» **EXERCISE AIM**: Repeat the listing below in full, exactly as it stands.

» **DATA TO PROCESS**:
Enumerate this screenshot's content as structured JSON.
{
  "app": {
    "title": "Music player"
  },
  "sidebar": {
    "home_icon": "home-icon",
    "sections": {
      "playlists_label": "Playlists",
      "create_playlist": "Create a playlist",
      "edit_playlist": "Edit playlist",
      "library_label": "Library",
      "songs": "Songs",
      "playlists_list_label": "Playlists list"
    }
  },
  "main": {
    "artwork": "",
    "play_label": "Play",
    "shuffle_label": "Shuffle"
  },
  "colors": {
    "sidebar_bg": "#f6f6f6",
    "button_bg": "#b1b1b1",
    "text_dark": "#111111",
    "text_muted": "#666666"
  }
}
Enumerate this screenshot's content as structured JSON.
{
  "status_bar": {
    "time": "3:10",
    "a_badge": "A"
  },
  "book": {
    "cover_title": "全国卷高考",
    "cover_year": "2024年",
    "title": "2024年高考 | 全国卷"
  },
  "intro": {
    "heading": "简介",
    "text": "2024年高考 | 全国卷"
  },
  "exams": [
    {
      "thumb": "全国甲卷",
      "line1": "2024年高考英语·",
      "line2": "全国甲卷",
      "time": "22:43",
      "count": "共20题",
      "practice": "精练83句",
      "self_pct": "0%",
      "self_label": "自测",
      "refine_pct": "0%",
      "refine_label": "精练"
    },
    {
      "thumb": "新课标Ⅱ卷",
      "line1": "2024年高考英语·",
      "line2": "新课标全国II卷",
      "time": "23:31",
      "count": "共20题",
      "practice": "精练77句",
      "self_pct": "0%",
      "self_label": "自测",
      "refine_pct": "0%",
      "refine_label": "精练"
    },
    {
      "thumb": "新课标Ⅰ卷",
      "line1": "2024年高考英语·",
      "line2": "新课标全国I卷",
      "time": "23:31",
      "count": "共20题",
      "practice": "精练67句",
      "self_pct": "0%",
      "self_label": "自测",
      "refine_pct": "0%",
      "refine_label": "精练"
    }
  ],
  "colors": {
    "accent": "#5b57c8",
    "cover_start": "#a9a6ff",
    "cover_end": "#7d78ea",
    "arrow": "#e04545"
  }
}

» **EXERCISE OUTPUT**:
Enumerate this screenshot's content as structured JSON.
{
  "app": {
    "title": "Music player"
  },
  "sidebar": {
    "home_icon": "home-icon",
    "sections": {
      "playlists_label": "Playlists",
      "create_playlist": "Create a playlist",
      "edit_playlist": "Edit playlist",
      "library_label": "Library",
      "songs": "Songs",
      "playlists_list_label": "Playlists list"
    }
  },
  "main": {
    "artwork": "",
    "play_label": "Play",
    "shuffle_label": "Shuffle"
  },
  "colors": {
    "sidebar_bg": "#f6f6f6",
    "button_bg": "#b1b1b1",
    "text_dark": "#111111",
    "text_muted": "#666666"
  }
}
Enumerate this screenshot's content as structured JSON.
{
  "status_bar": {
    "time": "3:10",
    "a_badge": "A"
  },
  "book": {
    "cover_title": "全国卷高考",
    "cover_year": "2024年",
    "title": "2024年高考 | 全国卷"
  },
  "intro": {
    "heading": "简介",
    "text": "2024年高考 | 全国卷"
  },
  "exams": [
    {
      "thumb": "全国甲卷",
      "line1": "2024年高考英语·",
      "line2": "全国甲卷",
      "time": "22:43",
      "count": "共20题",
      "practice": "精练83句",
      "self_pct": "0%",
      "self_label": "自测",
      "refine_pct": "0%",
      "refine_label": "精练"
    },
    {
      "thumb": "新课标Ⅱ卷",
      "line1": "2024年高考英语·",
      "line2": "新课标全国II卷",
      "time": "23:31",
      "count": "共20题",
      "practice": "精练77句",
      "self_pct": "0%",
      "self_label": "自测",
      "refine_pct": "0%",
      "refine_label": "精练"
    },
    {
      "thumb": "新课标Ⅰ卷",
      "line1": "2024年高考英语·",
      "line2": "新课标全国I卷",
      "time": "23:31",
      "count": "共20题",
      "practice": "精练67句",
      "self_pct": "0%",
      "self_label": "自测",
      "refine_pct": "0%",
      "refine_label": "精练"
    }
  ],
  "colors": {
    "accent": "#5b57c8",
    "cover_start": "#a9a6ff",
    "cover_end": "#7d78ea",
    "arrow": "#e04545"
  }
}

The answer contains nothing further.